DATA SUPPLIED:
════════════════

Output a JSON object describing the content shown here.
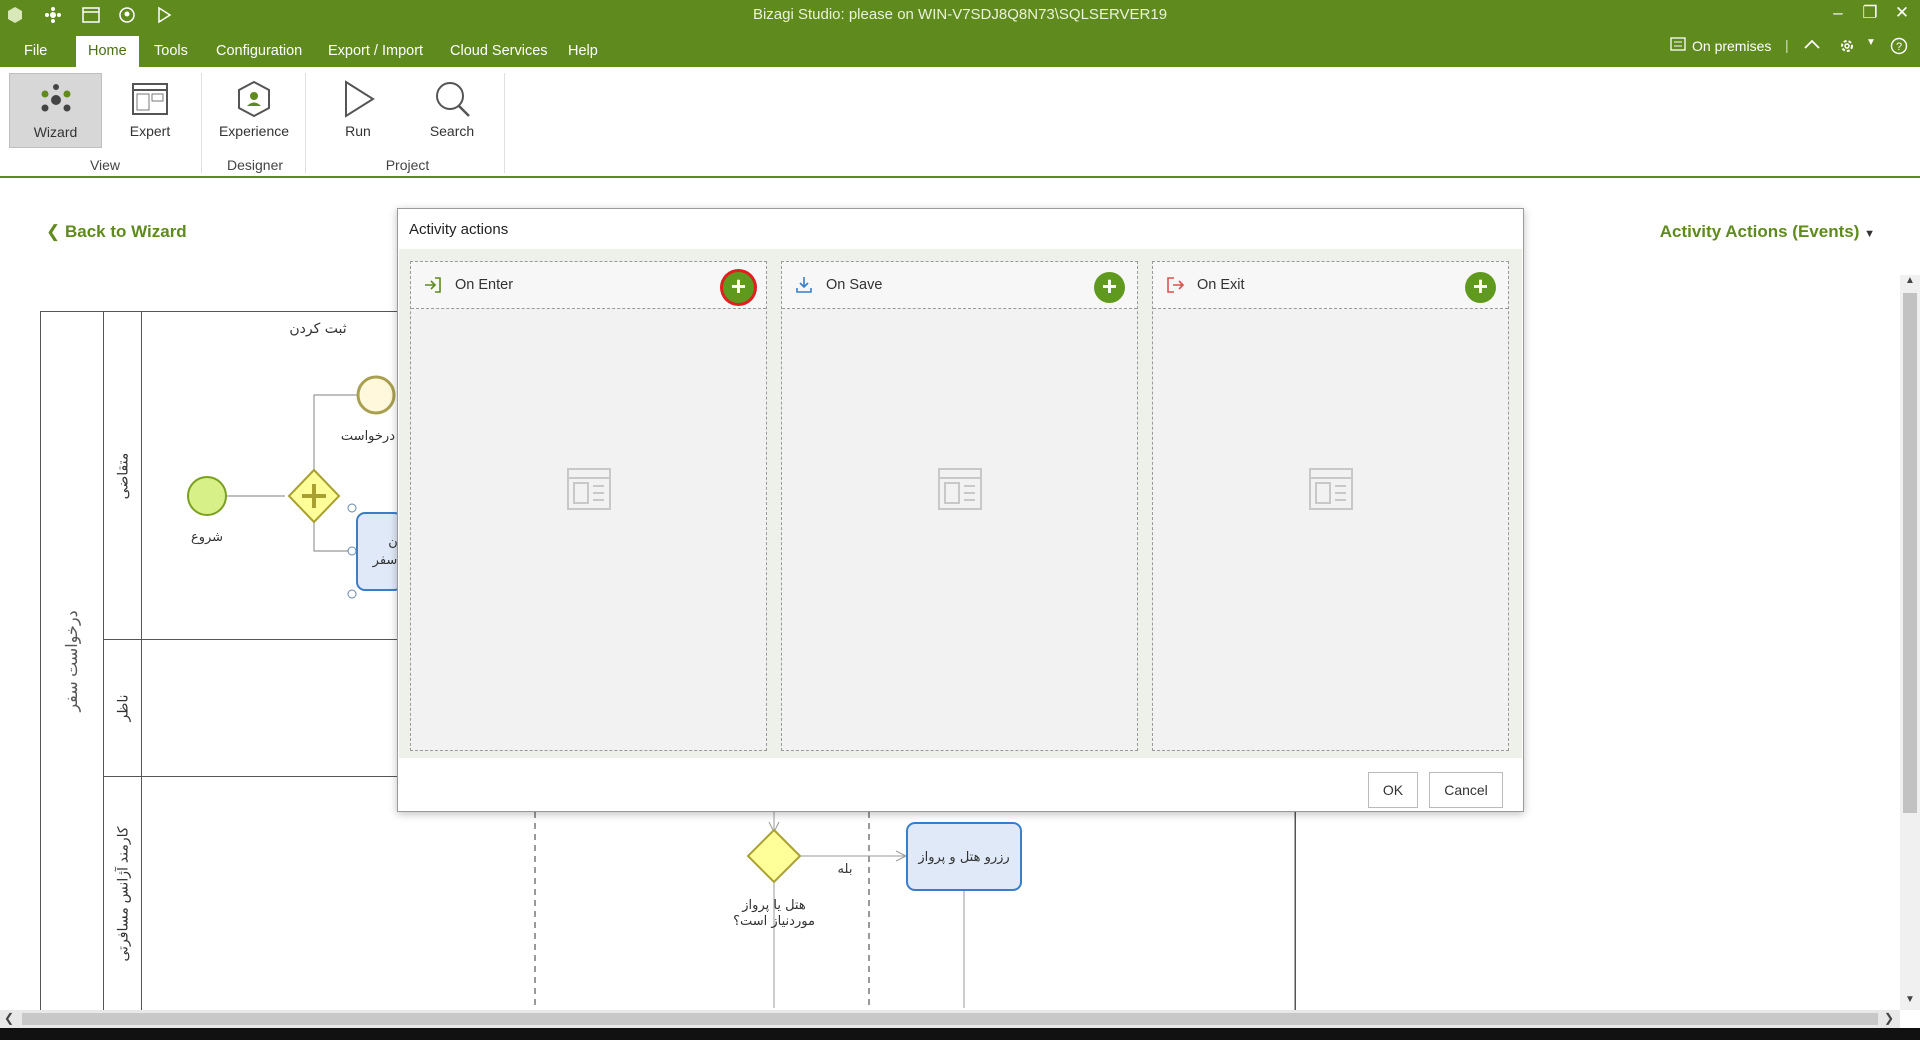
{
  "window": {
    "title": "Bizagi Studio: please  on WIN-V7SDJ8Q8N73\\SQLSERVER19"
  },
  "menu": {
    "items": [
      "File",
      "Home",
      "Tools",
      "Configuration",
      "Export / Import",
      "Cloud Services",
      "Help"
    ],
    "active": "Home",
    "on_premises": "On premises"
  },
  "ribbon": {
    "buttons": [
      {
        "label": "Wizard",
        "icon": "wizard-icon",
        "selected": true
      },
      {
        "label": "Expert",
        "icon": "expert-icon"
      },
      {
        "label": "Experience",
        "icon": "experience-icon"
      },
      {
        "label": "Run",
        "icon": "run-icon"
      },
      {
        "label": "Search",
        "icon": "search-icon"
      }
    ],
    "groups": [
      "View",
      "Designer",
      "Project"
    ]
  },
  "nav": {
    "back_label": "Back to Wizard",
    "event_selector": "Activity Actions (Events)"
  },
  "diagram": {
    "pool_label": "درخواست سفر",
    "lanes": [
      "متقاضی",
      "ناظر",
      "کارمند آژانس مسافرتی"
    ],
    "phase_label": "ثبت کردن",
    "start_label": "شروع",
    "end_label_partial": "درخواست",
    "task_partial_top": "ن",
    "task_partial_bottom": "سفر",
    "gateway_label_line1": "هتل یا پرواز",
    "gateway_label_line2": "موردنیاز است؟",
    "flow_label_yes": "بله",
    "task_booking": "رزرو هتل و پرواز"
  },
  "dialog": {
    "title": "Activity actions",
    "columns": [
      {
        "label": "On Enter",
        "icon": "enter-icon",
        "accent": "#5f8a1e"
      },
      {
        "label": "On Save",
        "icon": "download-icon",
        "accent": "#3a7dc9"
      },
      {
        "label": "On Exit",
        "icon": "exit-icon",
        "accent": "#d9534f"
      }
    ],
    "ok_label": "OK",
    "cancel_label": "Cancel"
  },
  "colors": {
    "brand": "#5f8a1e",
    "add_button": "#5f9a1f",
    "highlight": "#e02020"
  }
}
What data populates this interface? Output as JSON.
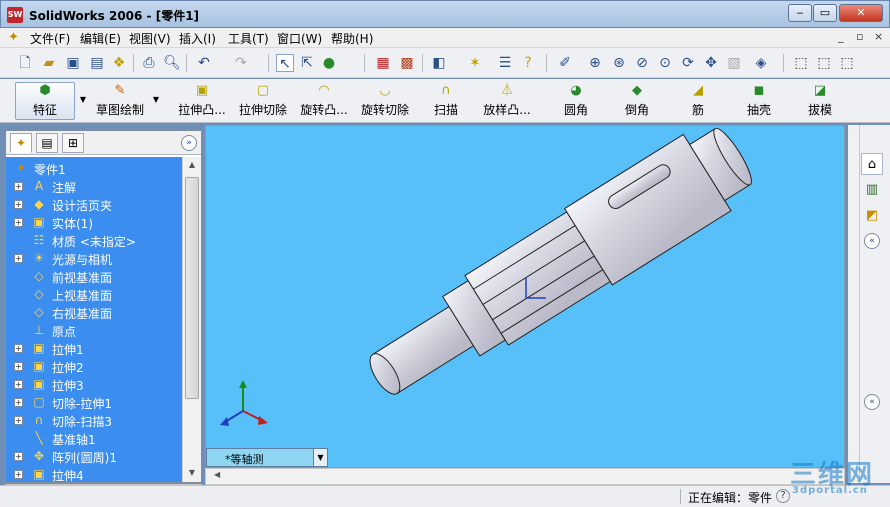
{
  "window": {
    "title": "SolidWorks 2006 - [零件1]",
    "app_icon": "SW"
  },
  "menu": [
    "文件(F)",
    "编辑(E)",
    "视图(V)",
    "插入(I)",
    "工具(T)",
    "窗口(W)",
    "帮助(H)"
  ],
  "mdi_controls": [
    "_",
    "▫",
    "×"
  ],
  "toolbar_icons": [
    "new-icon",
    "open-icon",
    "save-icon",
    "print-icon",
    "undo-icon",
    "redo-icon",
    "select-icon",
    "zoom-icon",
    "rotate-icon",
    "pan-icon",
    "view-orientation-icon"
  ],
  "features_toolbar": {
    "features_tab": "特征",
    "sketch_tab": "草图绘制",
    "buttons": [
      "拉伸凸...",
      "拉伸切除",
      "旋转凸...",
      "旋转切除",
      "扫描",
      "放样凸...",
      "圆角",
      "倒角",
      "筋",
      "抽壳",
      "拔模"
    ]
  },
  "feature_tree": {
    "root": "零件1",
    "items": [
      {
        "label": "注解",
        "icon": "annotation-icon",
        "expandable": true
      },
      {
        "label": "设计活页夹",
        "icon": "design-binder-icon",
        "expandable": true
      },
      {
        "label": "实体(1)",
        "icon": "solid-body-icon",
        "expandable": true
      },
      {
        "label": "材质 <未指定>",
        "icon": "material-icon",
        "expandable": false
      },
      {
        "label": "光源与相机",
        "icon": "lights-cameras-icon",
        "expandable": true
      },
      {
        "label": "前视基准面",
        "icon": "plane-icon",
        "expandable": false
      },
      {
        "label": "上视基准面",
        "icon": "plane-icon",
        "expandable": false
      },
      {
        "label": "右视基准面",
        "icon": "plane-icon",
        "expandable": false
      },
      {
        "label": "原点",
        "icon": "origin-icon",
        "expandable": false
      },
      {
        "label": "拉伸1",
        "icon": "extrude-icon",
        "expandable": true
      },
      {
        "label": "拉伸2",
        "icon": "extrude-icon",
        "expandable": true
      },
      {
        "label": "拉伸3",
        "icon": "extrude-icon",
        "expandable": true
      },
      {
        "label": "切除-拉伸1",
        "icon": "cut-extrude-icon",
        "expandable": true
      },
      {
        "label": "切除-扫描3",
        "icon": "cut-sweep-icon",
        "expandable": true
      },
      {
        "label": "基准轴1",
        "icon": "axis-icon",
        "expandable": false
      },
      {
        "label": "阵列(圆周)1",
        "icon": "circular-pattern-icon",
        "expandable": true
      },
      {
        "label": "拉伸4",
        "icon": "extrude-icon",
        "expandable": true
      }
    ]
  },
  "viewport": {
    "view_name": "*等轴测",
    "background": "#58c0f9"
  },
  "status": {
    "text": "正在编辑：零件",
    "help": "?"
  },
  "watermark": {
    "big": "三维网",
    "small": "3dportal.cn"
  },
  "colors": {
    "tree_selection": "#3b8df0",
    "viewport_bg": "#58c0f9",
    "part_color": "#d9d9e4"
  }
}
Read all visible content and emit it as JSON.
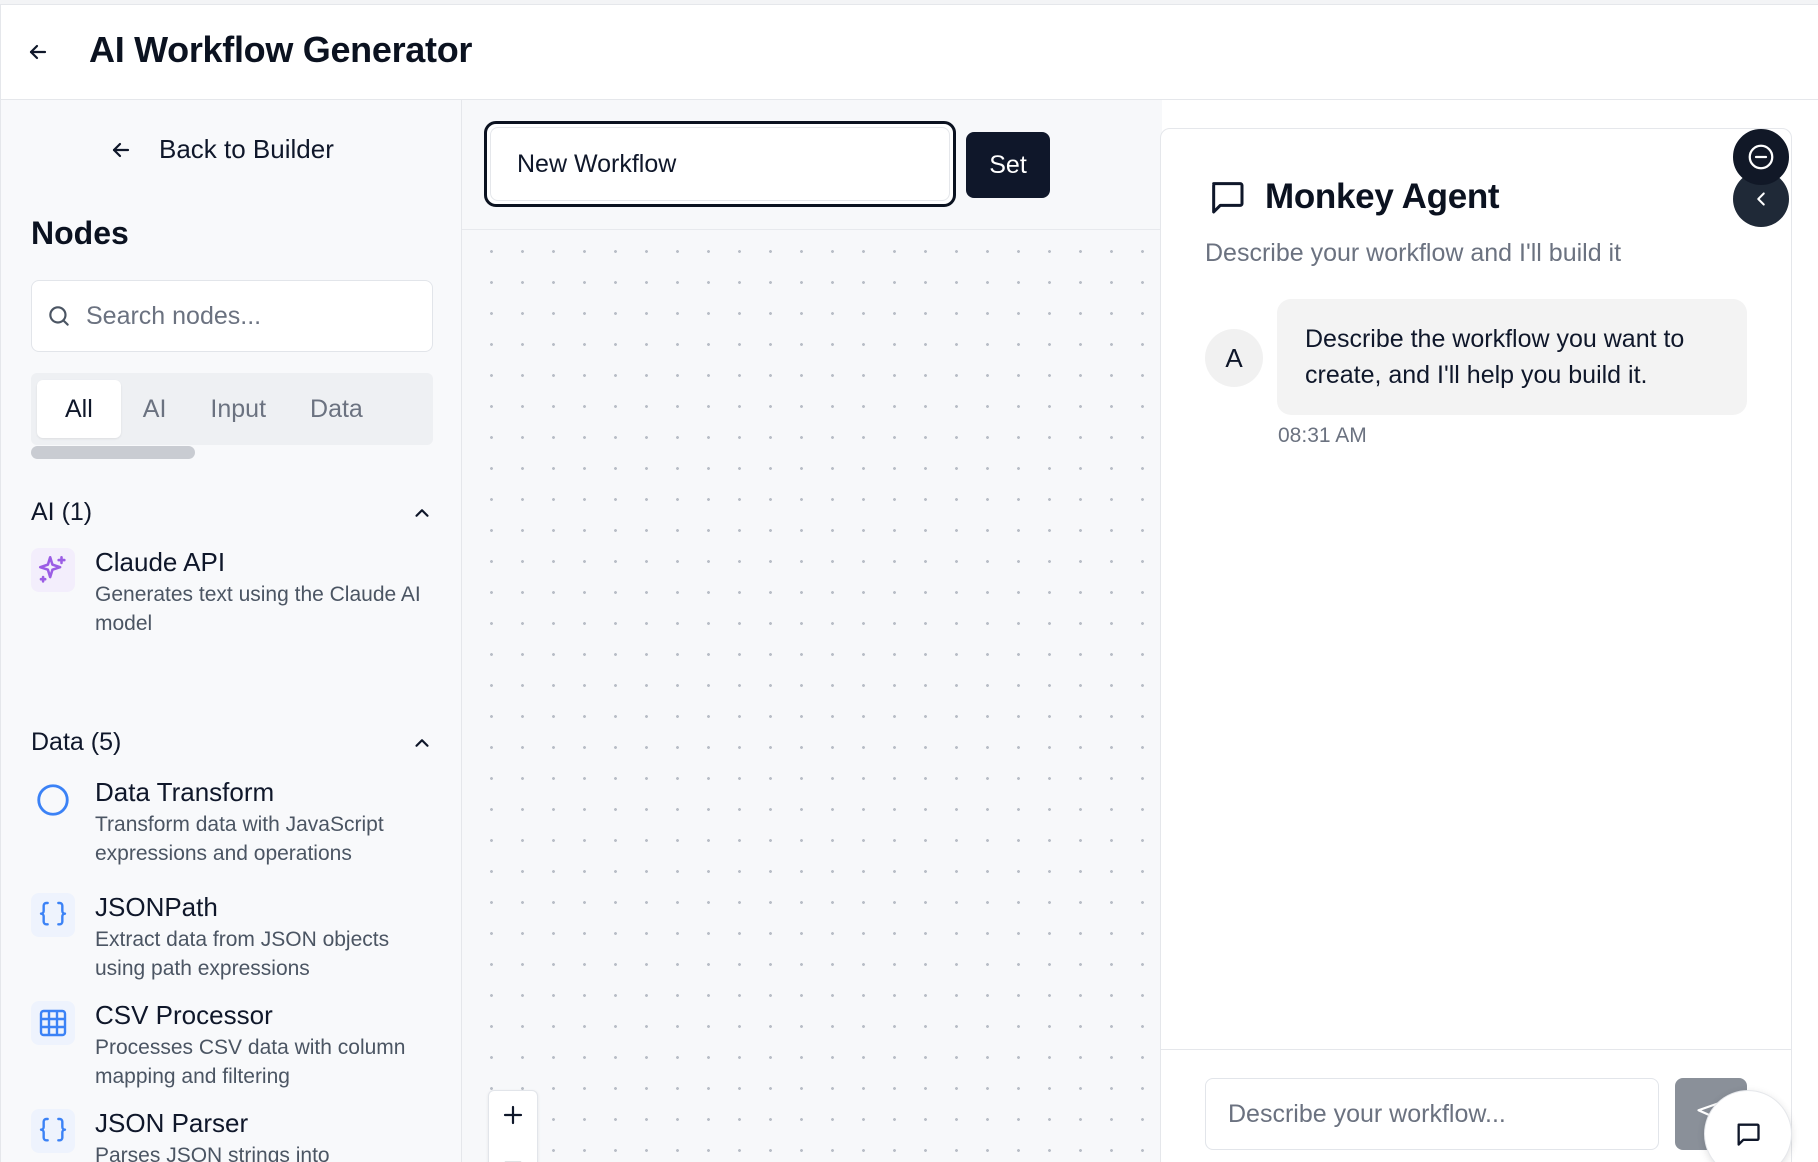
{
  "header": {
    "title": "AI Workflow Generator"
  },
  "sidebar": {
    "back_label": "Back to Builder",
    "nodes_title": "Nodes",
    "search_placeholder": "Search nodes...",
    "tabs": [
      {
        "label": "All",
        "active": true
      },
      {
        "label": "AI"
      },
      {
        "label": "Input"
      },
      {
        "label": "Data"
      }
    ],
    "sections": [
      {
        "label": "AI (1)",
        "items": [
          {
            "name": "Claude API",
            "desc": "Generates text using the Claude AI model",
            "icon": "sparkles-icon",
            "color": "#9b5de5"
          }
        ]
      },
      {
        "label": "Data (5)",
        "items": [
          {
            "name": "Data Transform",
            "desc": "Transform data with JavaScript expressions and operations",
            "icon": "circle-icon",
            "color": "#3b82f6"
          },
          {
            "name": "JSONPath",
            "desc": "Extract data from JSON objects using path expressions",
            "icon": "braces-icon",
            "color": "#3b82f6"
          },
          {
            "name": "CSV Processor",
            "desc": "Processes CSV data with column mapping and filtering",
            "icon": "table-icon",
            "color": "#3b82f6"
          },
          {
            "name": "JSON Parser",
            "desc": "Parses JSON strings into",
            "icon": "braces-icon",
            "color": "#3b82f6"
          }
        ]
      }
    ]
  },
  "canvas": {
    "workflow_name": "New Workflow",
    "set_label": "Set",
    "zoom_in": "+",
    "zoom_out": "−"
  },
  "agent": {
    "title": "Monkey Agent",
    "subtitle": "Describe your workflow and I'll build it",
    "avatar_letter": "A",
    "message": "Describe the workflow you want to create, and I'll help you build it.",
    "time": "08:31 AM",
    "input_placeholder": "Describe your workflow..."
  },
  "colors": {
    "primary": "#0f172a",
    "accent_purple": "#9b5de5",
    "accent_blue": "#3b82f6",
    "send_disabled": "#8a9099"
  }
}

════════════════

PROBLEM REQUIREMENTS:
Repeat each entry exactly. Pictures do not belong in the copy.

SOLVED PROBLEM:
Output a JSON object describing the content shown here.
{
  "window": {
    "title": "Bizagi Studio: please  on WIN-V7SDJ8Q8N73\\SQLSERVER19"
  },
  "menu": {
    "items": [
      "File",
      "Home",
      "Tools",
      "Configuration",
      "Export / Import",
      "Cloud Services",
      "Help"
    ],
    "active": "Home",
    "on_premises": "On premises"
  },
  "ribbon": {
    "buttons": [
      {
        "label": "Wizard",
        "icon": "wizard-icon",
        "selected": true
      },
      {
        "label": "Expert",
        "icon": "expert-icon"
      },
      {
        "label": "Experience",
        "icon": "experience-icon"
      },
      {
        "label": "Run",
        "icon": "run-icon"
      },
      {
        "label": "Search",
        "icon": "search-icon"
      }
    ],
    "groups": [
      "View",
      "Designer",
      "Project"
    ]
  },
  "nav": {
    "back_label": "Back to Wizard",
    "event_selector": "Activity Actions (Events)"
  },
  "diagram": {
    "pool_label": "درخواست سفر",
    "lanes": [
      "متقاضی",
      "ناظر",
      "کارمند آژانس مسافرتی"
    ],
    "phase_label": "ثبت کردن",
    "start_label": "شروع",
    "end_label_partial": "درخواست",
    "task_partial_top": "ن",
    "task_partial_bottom": "سفر",
    "gateway_label_line1": "هتل یا پرواز",
    "gateway_label_line2": "موردنیاز است؟",
    "flow_label_yes": "بله",
    "task_booking": "رزرو هتل و پرواز"
  },
  "dialog": {
    "title": "Activity actions",
    "columns": [
      {
        "label": "On Enter",
        "icon": "enter-icon",
        "accent": "#5f8a1e"
      },
      {
        "label": "On Save",
        "icon": "download-icon",
        "accent": "#3a7dc9"
      },
      {
        "label": "On Exit",
        "icon": "exit-icon",
        "accent": "#d9534f"
      }
    ],
    "ok_label": "OK",
    "cancel_label": "Cancel"
  },
  "colors": {
    "brand": "#5f8a1e",
    "add_button": "#5f9a1f",
    "highlight": "#e02020"
  }
}
What data populates this interface? Output as JSON.
{
  "window": {
    "title": "SolidWorks 2006 - [零件1]",
    "app_icon": "SW"
  },
  "menu": [
    "文件(F)",
    "编辑(E)",
    "视图(V)",
    "插入(I)",
    "工具(T)",
    "窗口(W)",
    "帮助(H)"
  ],
  "mdi_controls": [
    "_",
    "▫",
    "×"
  ],
  "toolbar_icons": [
    "new-icon",
    "open-icon",
    "save-icon",
    "print-icon",
    "undo-icon",
    "redo-icon",
    "select-icon",
    "zoom-icon",
    "rotate-icon",
    "pan-icon",
    "view-orientation-icon"
  ],
  "features_toolbar": {
    "features_tab": "特征",
    "sketch_tab": "草图绘制",
    "buttons": [
      "拉伸凸...",
      "拉伸切除",
      "旋转凸...",
      "旋转切除",
      "扫描",
      "放样凸...",
      "圆角",
      "倒角",
      "筋",
      "抽壳",
      "拔模"
    ]
  },
  "feature_tree": {
    "root": "零件1",
    "items": [
      {
        "label": "注解",
        "icon": "annotation-icon",
        "expandable": true
      },
      {
        "label": "设计活页夹",
        "icon": "design-binder-icon",
        "expandable": true
      },
      {
        "label": "实体(1)",
        "icon": "solid-body-icon",
        "expandable": true
      },
      {
        "label": "材质 <未指定>",
        "icon": "material-icon",
        "expandable": false
      },
      {
        "label": "光源与相机",
        "icon": "lights-cameras-icon",
        "expandable": true
      },
      {
        "label": "前视基准面",
        "icon": "plane-icon",
        "expandable": false
      },
      {
        "label": "上视基准面",
        "icon": "plane-icon",
        "expandable": false
      },
      {
        "label": "右视基准面",
        "icon": "plane-icon",
        "expandable": false
      },
      {
        "label": "原点",
        "icon": "origin-icon",
        "expandable": false
      },
      {
        "label": "拉伸1",
        "icon": "extrude-icon",
        "expandable": true
      },
      {
        "label": "拉伸2",
        "icon": "extrude-icon",
        "expandable": true
      },
      {
        "label": "拉伸3",
        "icon": "extrude-icon",
        "expandable": true
      },
      {
        "label": "切除-拉伸1",
        "icon": "cut-extrude-icon",
        "expandable": true
      },
      {
        "label": "切除-扫描3",
        "icon": "cut-sweep-icon",
        "expandable": true
      },
      {
        "label": "基准轴1",
        "icon": "axis-icon",
        "expandable": false
      },
      {
        "label": "阵列(圆周)1",
        "icon": "circular-pattern-icon",
        "expandable": true
      },
      {
        "label": "拉伸4",
        "icon": "extrude-icon",
        "expandable": true
      }
    ]
  },
  "viewport": {
    "view_name": "*等轴测",
    "background": "#58c0f9"
  },
  "status": {
    "text": "正在编辑：零件",
    "help": "?"
  },
  "watermark": {
    "big": "三维网",
    "small": "3dportal.cn"
  },
  "colors": {
    "tree_selection": "#3b8df0",
    "viewport_bg": "#58c0f9",
    "part_color": "#d9d9e4"
  }
}
Read all visible content and emit it as JSON.
{
  "header": {
    "title": "AI Workflow Generator"
  },
  "sidebar": {
    "back_label": "Back to Builder",
    "nodes_title": "Nodes",
    "search_placeholder": "Search nodes...",
    "tabs": [
      {
        "label": "All",
        "active": true
      },
      {
        "label": "AI"
      },
      {
        "label": "Input"
      },
      {
        "label": "Data"
      }
    ],
    "sections": [
      {
        "label": "AI (1)",
        "items": [
          {
            "name": "Claude API",
            "desc": "Generates text using the Claude AI model",
            "icon": "sparkles-icon",
            "color": "#9b5de5"
          }
        ]
      },
      {
        "label": "Data (5)",
        "items": [
          {
            "name": "Data Transform",
            "desc": "Transform data with JavaScript expressions and operations",
            "icon": "circle-icon",
            "color": "#3b82f6"
          },
          {
            "name": "JSONPath",
            "desc": "Extract data from JSON objects using path expressions",
            "icon": "braces-icon",
            "color": "#3b82f6"
          },
          {
            "name": "CSV Processor",
            "desc": "Processes CSV data with column mapping and filtering",
            "icon": "table-icon",
            "color": "#3b82f6"
          },
          {
            "name": "JSON Parser",
            "desc": "Parses JSON strings into",
            "icon": "braces-icon",
            "color": "#3b82f6"
          }
        ]
      }
    ]
  },
  "canvas": {
    "workflow_name": "New Workflow",
    "set_label": "Set",
    "zoom_in": "+",
    "zoom_out": "−"
  },
  "agent": {
    "title": "Monkey Agent",
    "subtitle": "Describe your workflow and I'll build it",
    "avatar_letter": "A",
    "message": "Describe the workflow you want to create, and I'll help you build it.",
    "time": "08:31 AM",
    "input_placeholder": "Describe your workflow..."
  },
  "colors": {
    "primary": "#0f172a",
    "accent_purple": "#9b5de5",
    "accent_blue": "#3b82f6",
    "send_disabled": "#8a9099"
  }
}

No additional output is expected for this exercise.